Cosa fare:
- 1) Indica se le affermazioni (a), (b) e (c) concordano con l'articolo sul caso Occhionero. Per ognuna rispondi sì o no e cita alla lettera le parole del testo che lo stabiliscono: (a) Di Legami aveva una solida esperienza in materie informatiche; (b) Di Legami è stato rimosso dal suo incarico martedì sera; (c) Maurizio Mazzella era un poliziotto della Stradale di Sala Consilina.
- 2) Prosegui l'articolo sul caso Occhionero e sul silenzio di Di Legami, partendo dal punto in cui si ferma.

Testo estratto:

☆ ☆ ☆ ☆

Carlo Bonini per “la Repubblica”


In una storia in cui non c’è una sola cosa che sembri aver girato nel verso giusto — vertici istituzionali, apparati dello Stato, società strategiche, banche centrali, aggredite informaticamente per sei anni senza che lo spyware degli Occhionero venisse individuato — ce ne è una, italianissima, più storta delle altre. Insieme grottesca e inquietante. Che lo Stato fosse sotto attacco è notizia che, fino alla mattina di martedì, quando gli arresti sono diventati di dominio pubblico, è stata taciuta al Capo della Polizia, ai vertici della nostra Intelligence, all’autorità politica.


Per otto mesi, è faccenda rimasta nella esclusiva disponibilità, oltre che della Procura della Repubblica di Roma, del direttore della Polizia postale, Roberto Di Legami, che ha ritenuto di non doverla condividere con nessuno. E che, per questo, martedì sera è stato rimosso in tronco dal suo incarico.


Raccontano ora che, martedì, di fronte alla sua catena gerarchica, Di Legami, un passato alla Omicidi a Palermo, un periodo ad Europol all’Aja, e soprattutto una storia professionale priva di qualsiasi attitudine specifica in materie informatiche, abbia farfugliato. E che, incapace di trovare un argomento plausibile in grado di giustificare il suo silenzio, durato appunto otto mesi, abbia semplicemente e candidamente ammesso di aver «sottovalutato la portata dell’inchiesta».


Di più: di non essersi neppure posto il problema delle implicazioni per la sicurezza nazionale, dell’opportunità, tanto per dire, che gli “aggrediti”, a cominciare dal Presidente del Consiglio e dal Presidente della Bce, venissero avvertiti dei rischi che stavano correndo, e questo «perché non era stato possibile accertare se, effettivamente, i tentativi di intrusione avessero avuto o meno successo».


Possibile? È un fatto che solo venerdì della scorsa settimana, per la prima volta da quando l’indagine è cominciata e con la certezza che siano ormai imminenti gli arresti degli Occhionero, Di Legami avverta l’esigenza di informare il suo superiore gerarchico, Roberto Sgalla, direttore centrale della Direzione delle “specialità” di quanto è accaduto e sta per accadere. È un colloquio che, ricostruito a posteriori, ha un tratto surreale.


Di Legami appare infatti preoccupato non tanto di aver messo le mani su un verminaio le cui implicazioni politiche e istituzionali sono facilmente immaginabili, quanto della circostanza che, nell’inchiesta, sia coinvolto per favoreggiamento tale Maurizio Mazzella, poliziotto massone della Stradale di Sala Consilina, già sospeso disciplinarmente dall’agosto dello scorso anno, cui Giulio Occhionero si è appoggiato per raccogliere informazioni sul conto del pubblico ministero che lo indaga, Eugenio Albamonte. Che,insomma, a tormentarlo siano i rischi per il buon nome della Polizia e non lo svelamento della fragilità del nostro sistema di difesa dagli attacchi informatici.

☆ ☆ ☆ ☆

Voci estratte:
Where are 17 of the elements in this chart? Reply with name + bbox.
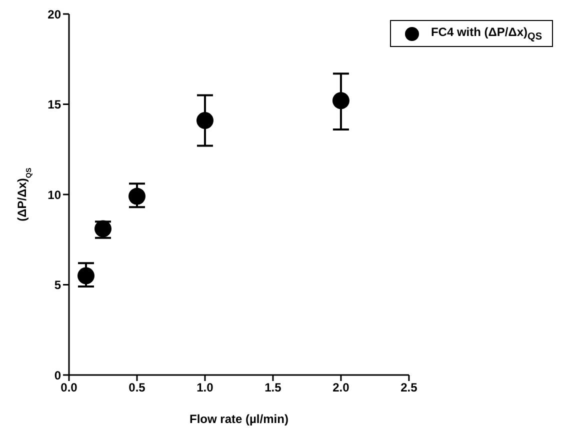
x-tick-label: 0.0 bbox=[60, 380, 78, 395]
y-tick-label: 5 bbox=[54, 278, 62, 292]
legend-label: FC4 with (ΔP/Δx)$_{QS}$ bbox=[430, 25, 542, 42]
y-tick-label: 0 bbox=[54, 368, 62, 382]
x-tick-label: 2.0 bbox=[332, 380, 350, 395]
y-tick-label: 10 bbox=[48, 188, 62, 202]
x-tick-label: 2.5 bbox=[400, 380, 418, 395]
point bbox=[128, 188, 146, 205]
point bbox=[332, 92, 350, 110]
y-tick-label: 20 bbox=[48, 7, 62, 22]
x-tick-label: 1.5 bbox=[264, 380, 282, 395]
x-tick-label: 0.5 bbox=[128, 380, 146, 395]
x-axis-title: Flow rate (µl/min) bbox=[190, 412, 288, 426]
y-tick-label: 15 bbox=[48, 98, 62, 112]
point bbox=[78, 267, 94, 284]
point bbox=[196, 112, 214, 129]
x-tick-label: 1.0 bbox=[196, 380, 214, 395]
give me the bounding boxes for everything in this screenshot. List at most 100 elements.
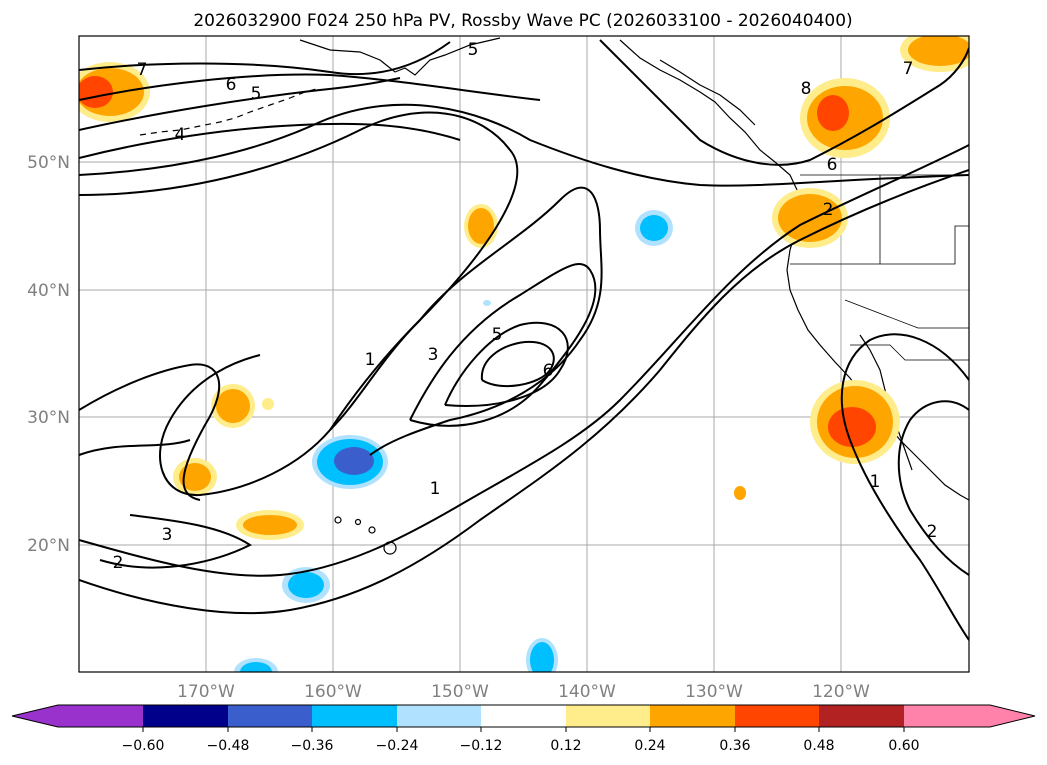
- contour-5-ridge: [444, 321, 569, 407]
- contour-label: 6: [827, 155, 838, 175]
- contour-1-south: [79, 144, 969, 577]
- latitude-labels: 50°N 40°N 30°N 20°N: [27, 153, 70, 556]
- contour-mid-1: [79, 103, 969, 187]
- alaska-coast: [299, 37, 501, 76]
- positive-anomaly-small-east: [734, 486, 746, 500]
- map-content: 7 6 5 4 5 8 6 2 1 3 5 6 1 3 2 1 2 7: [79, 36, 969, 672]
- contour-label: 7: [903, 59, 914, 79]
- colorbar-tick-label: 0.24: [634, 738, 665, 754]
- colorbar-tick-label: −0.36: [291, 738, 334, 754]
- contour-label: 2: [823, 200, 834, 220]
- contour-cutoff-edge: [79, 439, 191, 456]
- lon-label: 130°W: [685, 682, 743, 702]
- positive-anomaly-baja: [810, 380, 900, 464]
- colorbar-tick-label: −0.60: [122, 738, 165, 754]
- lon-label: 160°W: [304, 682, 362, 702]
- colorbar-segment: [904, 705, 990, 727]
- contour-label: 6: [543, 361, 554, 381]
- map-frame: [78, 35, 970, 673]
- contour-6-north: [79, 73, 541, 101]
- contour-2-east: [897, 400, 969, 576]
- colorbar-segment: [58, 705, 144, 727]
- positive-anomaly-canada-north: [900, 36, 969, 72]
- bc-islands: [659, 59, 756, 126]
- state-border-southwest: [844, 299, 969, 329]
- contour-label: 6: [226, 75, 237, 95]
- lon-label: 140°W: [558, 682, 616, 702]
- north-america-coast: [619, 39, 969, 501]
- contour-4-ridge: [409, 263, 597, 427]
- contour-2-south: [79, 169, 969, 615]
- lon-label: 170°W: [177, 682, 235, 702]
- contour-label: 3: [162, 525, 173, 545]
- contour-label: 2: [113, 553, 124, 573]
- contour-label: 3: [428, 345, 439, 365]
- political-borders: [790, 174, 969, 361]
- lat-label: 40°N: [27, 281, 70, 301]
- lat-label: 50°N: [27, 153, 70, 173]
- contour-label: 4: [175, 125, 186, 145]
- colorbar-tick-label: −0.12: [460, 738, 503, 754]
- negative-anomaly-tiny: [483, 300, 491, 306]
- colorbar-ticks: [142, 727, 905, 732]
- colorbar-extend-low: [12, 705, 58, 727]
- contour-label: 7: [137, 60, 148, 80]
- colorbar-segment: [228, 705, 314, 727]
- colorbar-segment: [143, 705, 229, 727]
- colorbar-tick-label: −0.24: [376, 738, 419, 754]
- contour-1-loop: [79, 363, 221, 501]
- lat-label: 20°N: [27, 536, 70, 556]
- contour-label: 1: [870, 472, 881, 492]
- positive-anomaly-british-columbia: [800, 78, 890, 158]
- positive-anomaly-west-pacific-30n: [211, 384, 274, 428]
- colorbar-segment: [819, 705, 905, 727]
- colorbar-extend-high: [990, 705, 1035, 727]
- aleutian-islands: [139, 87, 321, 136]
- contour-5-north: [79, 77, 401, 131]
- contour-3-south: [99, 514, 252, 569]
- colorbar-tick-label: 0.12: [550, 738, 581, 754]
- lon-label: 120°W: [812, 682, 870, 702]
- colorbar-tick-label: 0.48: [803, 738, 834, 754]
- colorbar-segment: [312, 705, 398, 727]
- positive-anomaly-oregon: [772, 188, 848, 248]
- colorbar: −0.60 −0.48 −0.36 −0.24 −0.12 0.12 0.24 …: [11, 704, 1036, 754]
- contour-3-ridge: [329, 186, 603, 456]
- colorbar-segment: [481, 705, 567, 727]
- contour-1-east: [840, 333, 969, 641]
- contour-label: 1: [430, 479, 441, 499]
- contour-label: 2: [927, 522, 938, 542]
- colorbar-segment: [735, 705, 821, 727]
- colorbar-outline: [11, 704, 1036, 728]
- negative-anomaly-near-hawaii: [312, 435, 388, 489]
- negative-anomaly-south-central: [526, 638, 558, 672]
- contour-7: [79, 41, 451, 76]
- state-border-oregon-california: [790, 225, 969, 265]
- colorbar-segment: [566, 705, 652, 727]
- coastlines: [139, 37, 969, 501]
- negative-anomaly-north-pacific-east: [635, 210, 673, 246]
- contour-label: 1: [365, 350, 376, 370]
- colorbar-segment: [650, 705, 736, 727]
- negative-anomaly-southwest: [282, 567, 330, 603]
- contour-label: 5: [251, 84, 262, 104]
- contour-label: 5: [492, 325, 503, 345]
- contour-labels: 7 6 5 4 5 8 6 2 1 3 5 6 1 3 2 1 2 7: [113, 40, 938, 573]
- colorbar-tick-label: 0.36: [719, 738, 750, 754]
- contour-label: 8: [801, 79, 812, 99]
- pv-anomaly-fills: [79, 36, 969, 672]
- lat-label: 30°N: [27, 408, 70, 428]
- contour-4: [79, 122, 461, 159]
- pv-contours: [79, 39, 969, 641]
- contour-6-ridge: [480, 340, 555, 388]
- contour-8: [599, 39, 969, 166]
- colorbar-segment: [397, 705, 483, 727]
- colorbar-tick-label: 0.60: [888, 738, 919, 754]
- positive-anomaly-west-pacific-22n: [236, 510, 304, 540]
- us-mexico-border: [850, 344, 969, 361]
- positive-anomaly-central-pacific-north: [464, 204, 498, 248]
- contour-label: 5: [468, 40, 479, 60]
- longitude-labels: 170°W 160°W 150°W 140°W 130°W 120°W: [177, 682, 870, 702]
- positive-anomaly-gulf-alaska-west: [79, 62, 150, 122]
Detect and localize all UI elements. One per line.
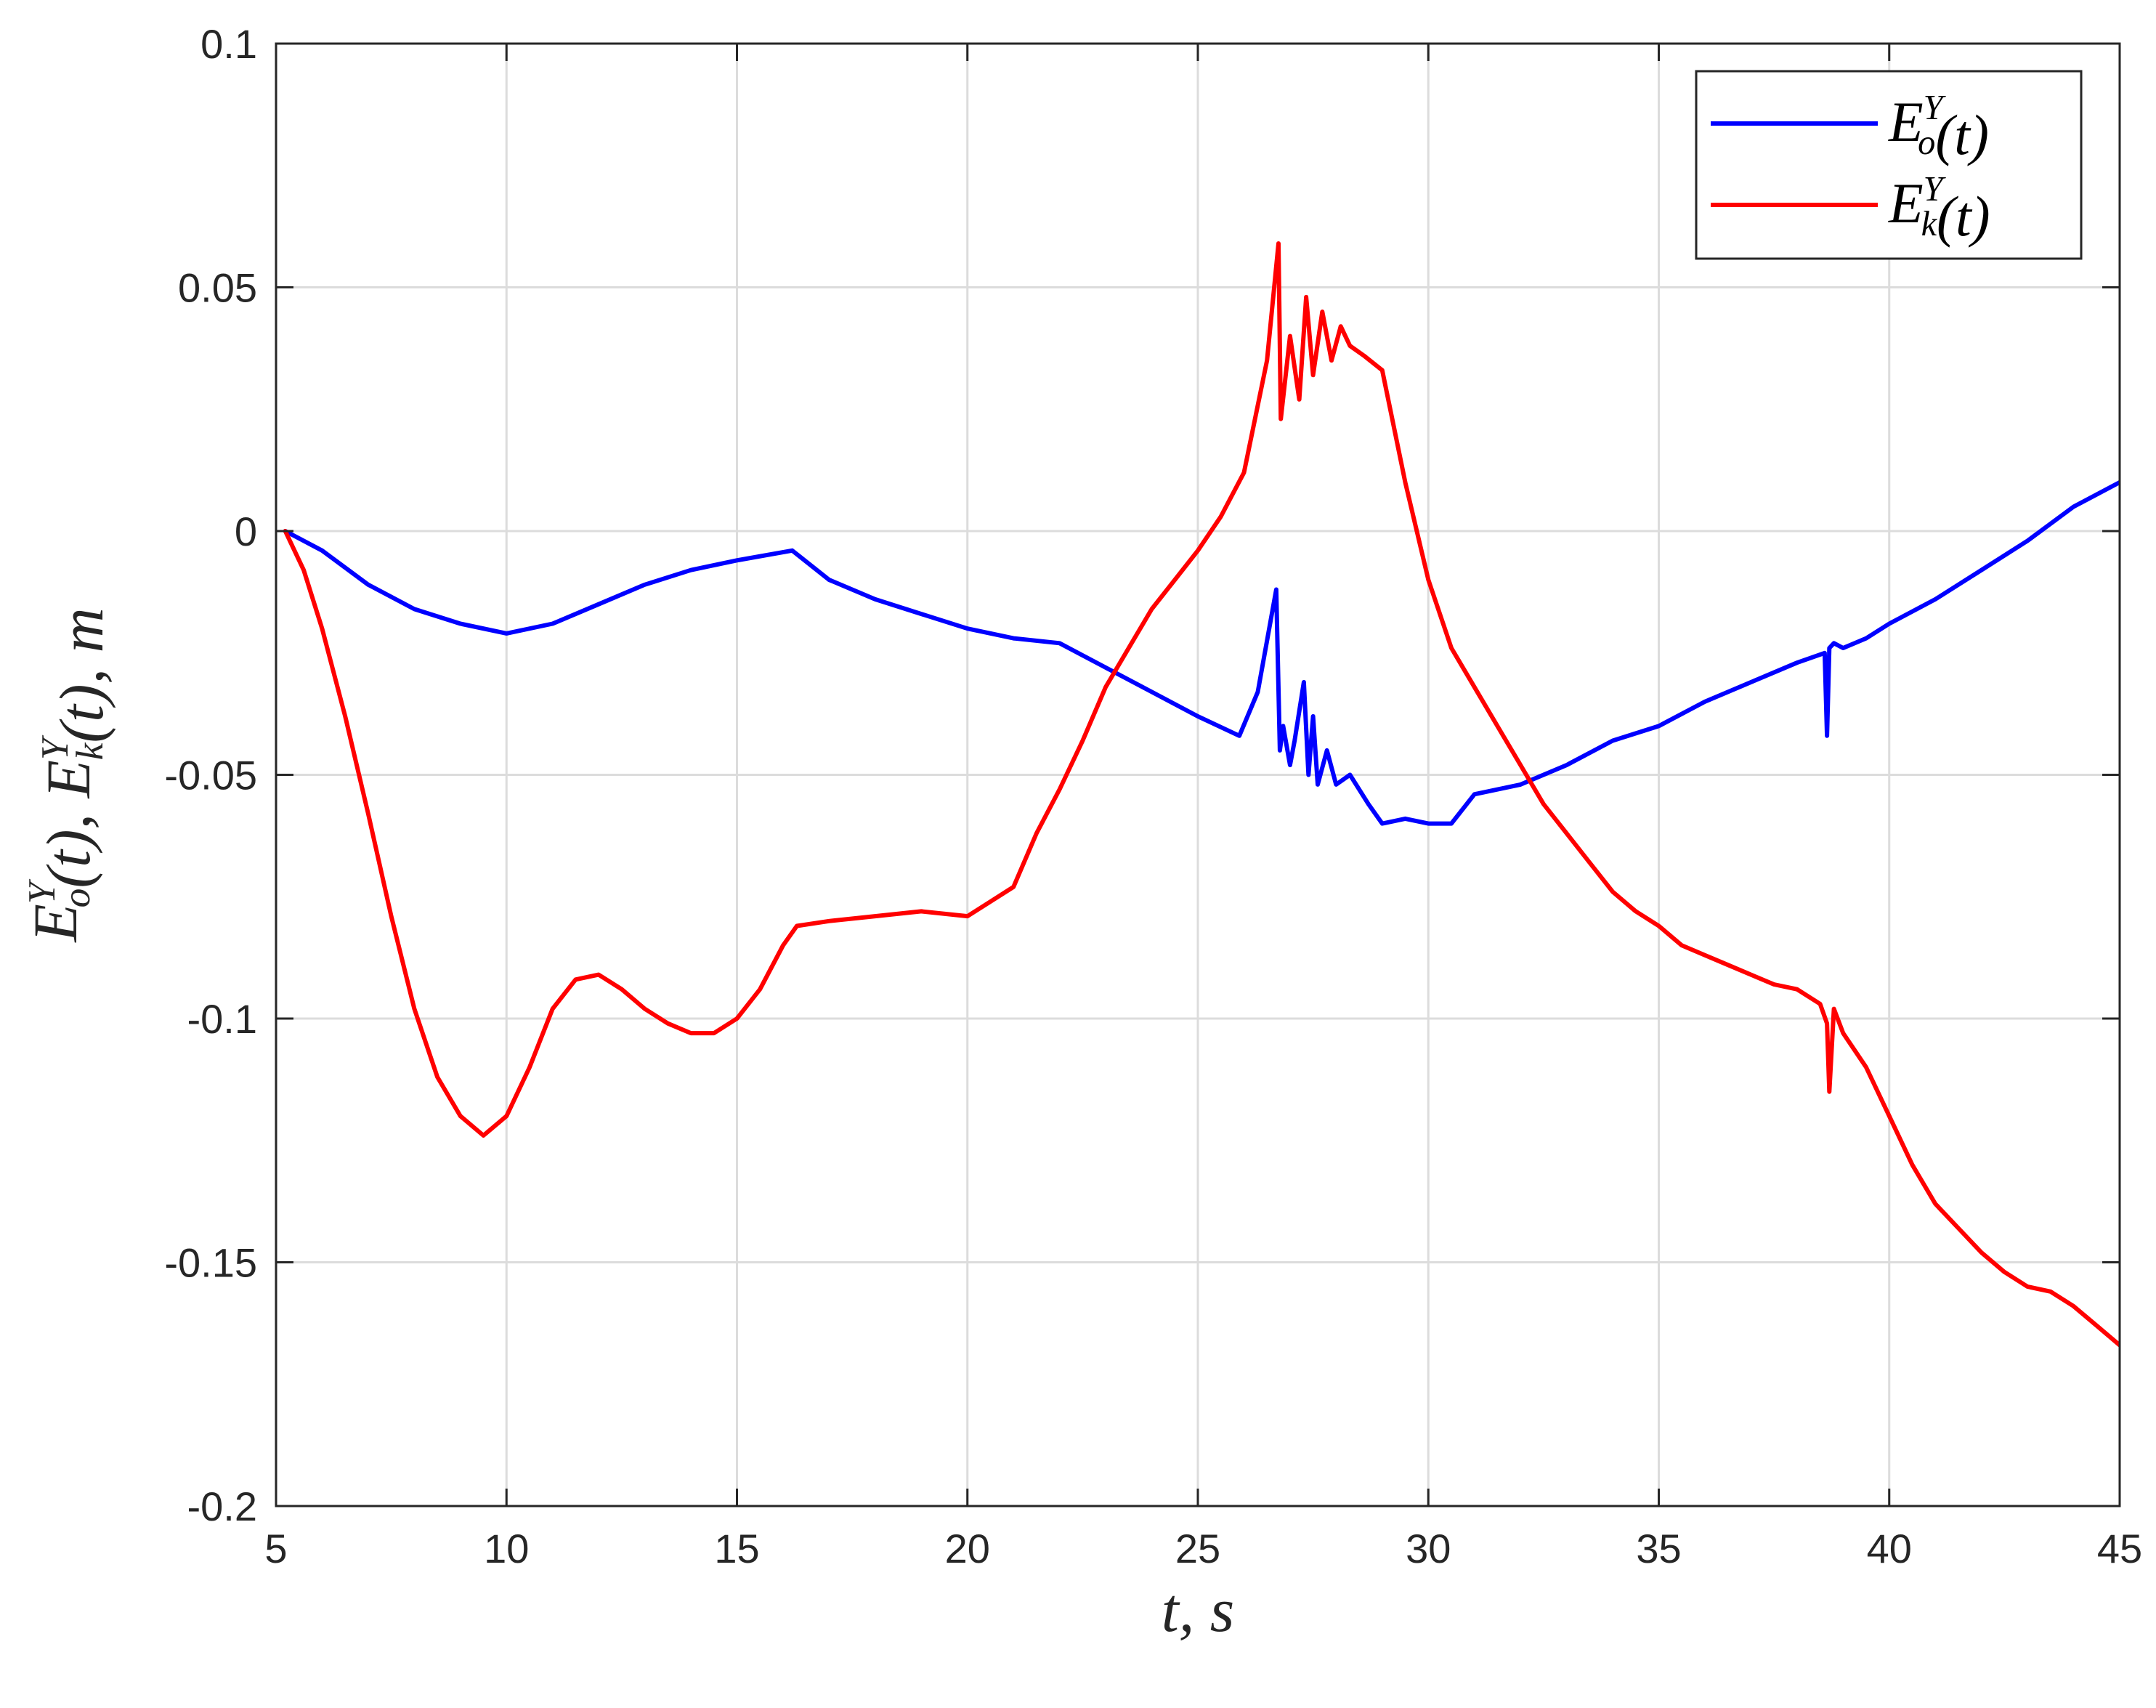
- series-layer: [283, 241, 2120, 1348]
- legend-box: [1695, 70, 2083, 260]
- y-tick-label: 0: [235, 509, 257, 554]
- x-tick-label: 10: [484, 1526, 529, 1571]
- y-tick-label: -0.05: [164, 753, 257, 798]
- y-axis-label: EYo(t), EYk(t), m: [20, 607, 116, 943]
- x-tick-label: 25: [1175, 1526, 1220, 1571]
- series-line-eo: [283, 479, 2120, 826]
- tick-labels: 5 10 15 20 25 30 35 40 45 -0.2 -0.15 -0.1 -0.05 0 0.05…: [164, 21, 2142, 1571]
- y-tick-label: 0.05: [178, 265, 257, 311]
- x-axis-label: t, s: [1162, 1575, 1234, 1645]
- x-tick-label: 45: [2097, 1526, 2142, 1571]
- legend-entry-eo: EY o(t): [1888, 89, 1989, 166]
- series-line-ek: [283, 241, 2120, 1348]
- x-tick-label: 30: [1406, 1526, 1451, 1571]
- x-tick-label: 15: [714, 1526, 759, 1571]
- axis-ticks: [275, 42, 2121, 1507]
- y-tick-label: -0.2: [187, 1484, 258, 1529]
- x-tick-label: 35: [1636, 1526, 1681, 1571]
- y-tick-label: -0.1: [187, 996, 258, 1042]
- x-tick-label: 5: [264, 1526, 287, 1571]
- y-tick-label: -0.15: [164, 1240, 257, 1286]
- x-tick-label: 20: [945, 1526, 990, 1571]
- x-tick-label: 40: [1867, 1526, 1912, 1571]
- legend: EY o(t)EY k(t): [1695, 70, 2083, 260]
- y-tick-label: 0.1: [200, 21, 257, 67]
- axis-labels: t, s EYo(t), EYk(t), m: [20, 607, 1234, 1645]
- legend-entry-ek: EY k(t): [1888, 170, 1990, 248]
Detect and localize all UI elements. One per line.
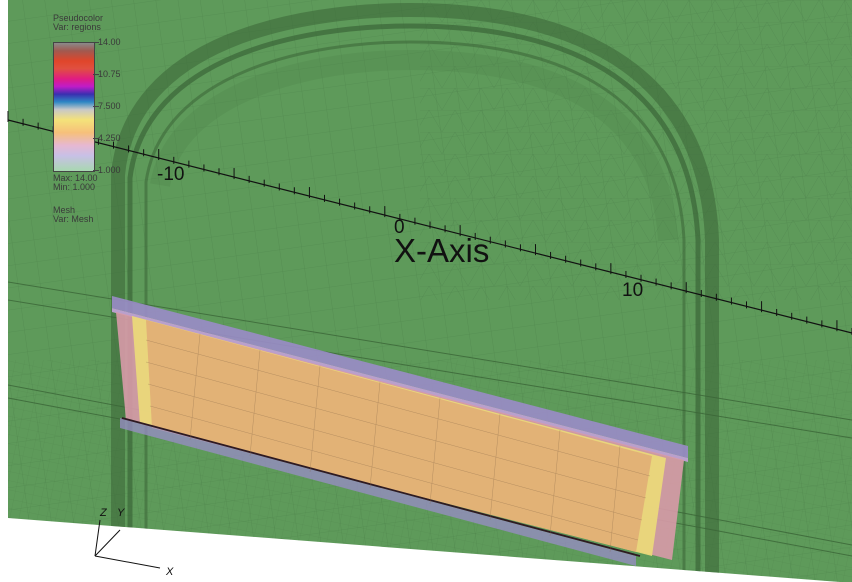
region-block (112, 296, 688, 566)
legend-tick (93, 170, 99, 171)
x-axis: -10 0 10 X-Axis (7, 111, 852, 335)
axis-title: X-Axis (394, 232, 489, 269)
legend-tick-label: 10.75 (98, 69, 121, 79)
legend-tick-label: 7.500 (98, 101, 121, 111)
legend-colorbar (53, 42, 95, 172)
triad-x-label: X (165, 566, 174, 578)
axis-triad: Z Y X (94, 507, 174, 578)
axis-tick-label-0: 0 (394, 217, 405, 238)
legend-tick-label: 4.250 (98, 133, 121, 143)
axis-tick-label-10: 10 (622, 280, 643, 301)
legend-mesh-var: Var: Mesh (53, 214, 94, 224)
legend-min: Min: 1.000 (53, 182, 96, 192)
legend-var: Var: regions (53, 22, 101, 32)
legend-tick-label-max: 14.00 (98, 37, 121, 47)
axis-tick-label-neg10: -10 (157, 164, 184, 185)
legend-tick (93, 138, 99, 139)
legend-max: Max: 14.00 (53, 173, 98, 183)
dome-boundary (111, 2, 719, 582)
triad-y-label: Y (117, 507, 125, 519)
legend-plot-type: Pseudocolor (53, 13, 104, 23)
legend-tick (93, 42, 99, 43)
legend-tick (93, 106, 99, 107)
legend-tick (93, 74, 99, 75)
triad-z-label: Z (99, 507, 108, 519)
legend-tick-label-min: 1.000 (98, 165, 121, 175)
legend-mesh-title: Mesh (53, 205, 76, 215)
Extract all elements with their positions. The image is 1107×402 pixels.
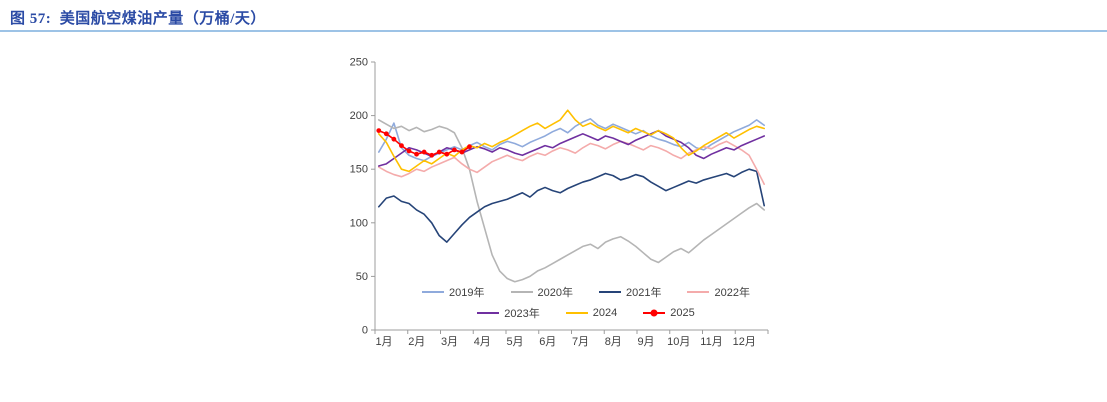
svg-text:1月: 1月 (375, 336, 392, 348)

☆ ☆ ☆ ☆

Risultati:
- 1)
(a) No: «una storia professionale priva di qualsiasi attitudine specifica in materie informatiche».
(b) Sì: «martedì sera è stato rimosso in tronco dal suo incarico».
(c) Sì: «poliziotto massone della Stradale di Sala Consilina».

- 2)
È un fatto che, venerdì, la frittata sia ormai stata fatta. E che, quattro giorni dopo, per parafrasare Flaiano, una storia tragica scolori in farsa. Mentre infatti Di Legami passa da una testata giornalistica all’altra per vendere la merce dell’inchiesta del reparto che dirige, discettando di «centri di dossieraggio», un pezzo di classe dirigente del Paese e i vertici del nostro controspionaggio cadono dal pero.



Nessuno, per dire, è in grado di spiegare a Renzi perché, nell’autunno scorso, qualcuno non lo abbia avvisato di evitare di utilizzare l’account mail personale di Apple su cui si era registrato il tentativo di intrusione.



Nessuno è in grado di spiegare al direttore dell’Aisi, il nostro controspionaggio, per quale diavolo di motivo, il 5 ottobre scorso, quando le abitazioni di Giulio e Francesca Occhionero vengono perquisite dalla Polizia Postale — e quando dunque l’indagine non è più un segreto neppure per chi ne è oggetto — nessuno ritenga utile coinvolgere l’Intelligence non fosse altro per verificare chi fossero e per conto di chi trafficassero quegli sconosciuti fratello e sorella di mezza età che da sei anni spiavano i gangli dello Stato.

Persino la Procura di Roma appare frastornata. Che di quanto stava accadendo fosse informato il vertice della Polizia e il Viminale veniva dato, fino a martedì sera, per scontato. Non fosse altro perché all’indagine aveva lavorato il Cnaipic, il Centro Nazionale Anticrimine Informatico per la Protezione delle Infrastrutture Critiche, che della Polizia Postale è l’articolazione investigativa.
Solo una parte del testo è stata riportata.